(Dataset rows about figures)
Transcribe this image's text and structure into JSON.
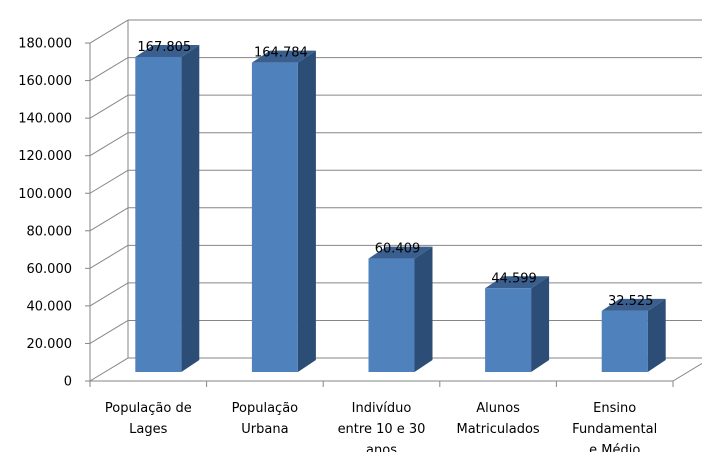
{
  "chart_data": {
    "type": "bar",
    "categories": [
      [
        "População de",
        "Lages"
      ],
      [
        "População",
        "Urbana"
      ],
      [
        "Indivíduo",
        "entre 10 e 30",
        "anos"
      ],
      [
        "Alunos",
        "Matriculados"
      ],
      [
        "Ensino",
        "Fundamental",
        "e Médio"
      ]
    ],
    "values": [
      167805,
      164784,
      60409,
      44599,
      32525
    ],
    "data_labels": [
      "167.805",
      "164.784",
      "60.409",
      "44.599",
      "32.525"
    ],
    "ylim": [
      0,
      180000
    ],
    "yticks": [
      "0",
      "20.000",
      "40.000",
      "60.000",
      "80.000",
      "100.000",
      "120.000",
      "140.000",
      "160.000",
      "180.000"
    ],
    "grid": true,
    "style": "3d-column",
    "colors": {
      "bar_front": "#4f81bd",
      "bar_side": "#2c4d75",
      "bar_top": "#3a5f8f",
      "grid": "#868686"
    }
  }
}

■ **WHAT TO WORK ON**
Retype all entries exactly as they appear, dropping the images.

■ **COMPLETED TASK**
Transcribe this image's text and structure into JSON.
{
  "chart_data": {
    "type": "bar",
    "categories": [
      [
        "População de",
        "Lages"
      ],
      [
        "População",
        "Urbana"
      ],
      [
        "Indivíduo",
        "entre 10 e 30",
        "anos"
      ],
      [
        "Alunos",
        "Matriculados"
      ],
      [
        "Ensino",
        "Fundamental",
        "e Médio"
      ]
    ],
    "values": [
      167805,
      164784,
      60409,
      44599,
      32525
    ],
    "data_labels": [
      "167.805",
      "164.784",
      "60.409",
      "44.599",
      "32.525"
    ],
    "ylim": [
      0,
      180000
    ],
    "yticks": [
      "0",
      "20.000",
      "40.000",
      "60.000",
      "80.000",
      "100.000",
      "120.000",
      "140.000",
      "160.000",
      "180.000"
    ],
    "grid": true,
    "style": "3d-column",
    "colors": {
      "bar_front": "#4f81bd",
      "bar_side": "#2c4d75",
      "bar_top": "#3a5f8f",
      "grid": "#868686"
    }
  }
}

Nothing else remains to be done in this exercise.